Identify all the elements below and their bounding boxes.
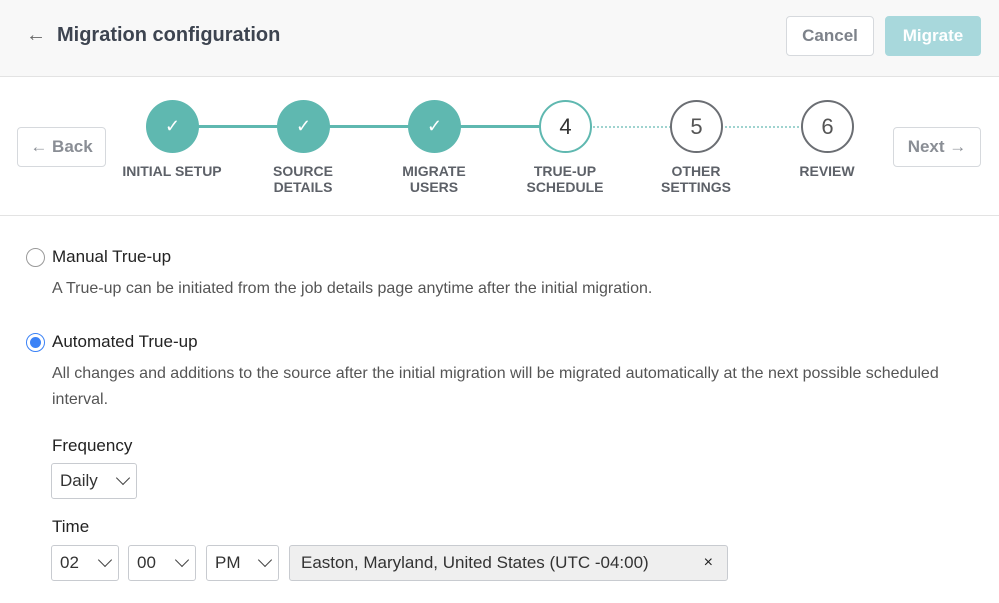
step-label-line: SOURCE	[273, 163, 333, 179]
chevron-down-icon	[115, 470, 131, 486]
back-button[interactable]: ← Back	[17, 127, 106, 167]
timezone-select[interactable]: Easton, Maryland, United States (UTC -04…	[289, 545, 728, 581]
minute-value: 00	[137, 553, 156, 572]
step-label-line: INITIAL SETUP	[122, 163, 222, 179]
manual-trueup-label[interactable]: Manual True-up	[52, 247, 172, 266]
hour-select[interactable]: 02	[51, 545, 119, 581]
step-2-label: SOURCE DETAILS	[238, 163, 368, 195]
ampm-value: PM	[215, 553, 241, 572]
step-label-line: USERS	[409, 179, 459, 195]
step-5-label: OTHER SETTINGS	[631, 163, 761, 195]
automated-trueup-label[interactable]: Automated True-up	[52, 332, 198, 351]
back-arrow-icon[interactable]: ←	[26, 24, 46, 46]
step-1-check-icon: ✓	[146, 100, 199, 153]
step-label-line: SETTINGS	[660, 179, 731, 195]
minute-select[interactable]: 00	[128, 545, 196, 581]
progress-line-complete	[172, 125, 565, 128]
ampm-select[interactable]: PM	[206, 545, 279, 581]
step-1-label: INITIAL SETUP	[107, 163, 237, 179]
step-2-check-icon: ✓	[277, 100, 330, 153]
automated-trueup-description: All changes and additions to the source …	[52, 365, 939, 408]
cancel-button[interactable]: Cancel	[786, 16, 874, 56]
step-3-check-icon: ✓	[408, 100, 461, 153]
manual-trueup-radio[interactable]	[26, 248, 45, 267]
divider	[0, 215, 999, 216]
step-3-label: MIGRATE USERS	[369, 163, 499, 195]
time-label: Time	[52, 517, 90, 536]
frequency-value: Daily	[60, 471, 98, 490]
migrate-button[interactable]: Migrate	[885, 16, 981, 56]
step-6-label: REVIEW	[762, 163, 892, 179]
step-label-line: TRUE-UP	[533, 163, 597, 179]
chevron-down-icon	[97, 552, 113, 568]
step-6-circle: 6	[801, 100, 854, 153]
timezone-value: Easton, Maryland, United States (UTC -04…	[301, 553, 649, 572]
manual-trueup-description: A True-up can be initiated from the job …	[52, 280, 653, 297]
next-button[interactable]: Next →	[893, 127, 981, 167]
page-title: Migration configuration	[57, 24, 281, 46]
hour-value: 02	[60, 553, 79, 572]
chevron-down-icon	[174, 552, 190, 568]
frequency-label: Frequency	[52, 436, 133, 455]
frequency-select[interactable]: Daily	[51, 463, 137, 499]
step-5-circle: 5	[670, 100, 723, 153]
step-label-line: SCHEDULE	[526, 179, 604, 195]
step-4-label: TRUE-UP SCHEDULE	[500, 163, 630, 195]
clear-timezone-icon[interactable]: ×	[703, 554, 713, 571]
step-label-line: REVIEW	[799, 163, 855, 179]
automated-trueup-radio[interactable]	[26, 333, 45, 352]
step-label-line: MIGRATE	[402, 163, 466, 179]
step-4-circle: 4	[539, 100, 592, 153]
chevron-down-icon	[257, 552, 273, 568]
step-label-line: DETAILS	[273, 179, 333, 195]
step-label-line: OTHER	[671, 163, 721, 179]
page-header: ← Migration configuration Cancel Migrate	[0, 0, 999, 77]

Stated goal:
Turn the material above into a numbered list with one line per item, skipping blank lines and leaving out the picture.

Output for this task:
1. Identify all the elements below and their bounding boxes.
2. step-label-line: SOURCE	[273, 163, 333, 179]
3. chevron-down-icon	[115, 470, 131, 486]
4. back-button[interactable]: ← Back	[17, 127, 106, 167]
5. timezone-select[interactable]: Easton, Maryland, United States (UTC -04…	[289, 545, 728, 581]
6. minute-value: 00	[137, 553, 156, 572]
7. step-label-line: INITIAL SETUP	[122, 163, 222, 179]
8. manual-trueup-label[interactable]: Manual True-up	[52, 247, 172, 266]
9. hour-select[interactable]: 02	[51, 545, 119, 581]
10. step-2-label: SOURCE DETAILS	[238, 163, 368, 195]
11. ampm-value: PM	[215, 553, 241, 572]
12. step-label-line: USERS	[409, 179, 459, 195]
13. step-5-label: OTHER SETTINGS	[631, 163, 761, 195]
14. automated-trueup-label[interactable]: Automated True-up	[52, 332, 198, 351]
15. back-arrow-icon[interactable]: ←	[26, 24, 46, 46]
16. step-1-check-icon: ✓	[146, 100, 199, 153]
17. step-label-line: SETTINGS	[660, 179, 731, 195]
18. minute-select[interactable]: 00	[128, 545, 196, 581]
19. progress-line-complete	[172, 125, 565, 128]
20. ampm-select[interactable]: PM	[206, 545, 279, 581]
21. step-1-label: INITIAL SETUP	[107, 163, 237, 179]
22. step-2-check-icon: ✓	[277, 100, 330, 153]
23. automated-trueup-description: All changes and additions to the source …	[52, 365, 939, 408]
24. cancel-button[interactable]: Cancel	[786, 16, 874, 56]
25. step-3-check-icon: ✓	[408, 100, 461, 153]
26. manual-trueup-radio[interactable]	[26, 248, 45, 267]
27. divider	[0, 215, 999, 216]
28. step-3-label: MIGRATE USERS	[369, 163, 499, 195]
29. time-label: Time	[52, 517, 90, 536]
30. frequency-value: Daily	[60, 471, 98, 490]
31. migrate-button[interactable]: Migrate	[885, 16, 981, 56]
32. step-6-label: REVIEW	[762, 163, 892, 179]
33. step-label-line: TRUE-UP	[533, 163, 597, 179]
34. chevron-down-icon	[97, 552, 113, 568]
35. step-6-circle: 6	[801, 100, 854, 153]
36. timezone-value: Easton, Maryland, United States (UTC -04…	[301, 553, 649, 572]
37. manual-trueup-description: A True-up can be initiated from the job …	[52, 280, 653, 297]
38. next-button[interactable]: Next →	[893, 127, 981, 167]
39. page-title: Migration configuration	[57, 24, 281, 46]
40. hour-value: 02	[60, 553, 79, 572]
41. chevron-down-icon	[174, 552, 190, 568]
42. frequency-label: Frequency	[52, 436, 133, 455]
43. frequency-select[interactable]: Daily	[51, 463, 137, 499]
44. step-5-circle: 5	[670, 100, 723, 153]
45. step-label-line: SCHEDULE	[526, 179, 604, 195]
46. step-4-label: TRUE-UP SCHEDULE	[500, 163, 630, 195]
47. clear-timezone-icon[interactable]: ×	[703, 554, 713, 571]
48. step-label-line: REVIEW	[799, 163, 855, 179]
49. automated-trueup-radio[interactable]	[26, 333, 45, 352]
50. step-label-line: MIGRATE	[402, 163, 466, 179]
51. step-4-circle: 4	[539, 100, 592, 153]
52. chevron-down-icon	[257, 552, 273, 568]
53. step-label-line: DETAILS	[273, 179, 333, 195]
54. step-label-line: OTHER	[671, 163, 721, 179]
55. page-header: ← Migration configuration Cancel Migrate	[0, 0, 999, 77]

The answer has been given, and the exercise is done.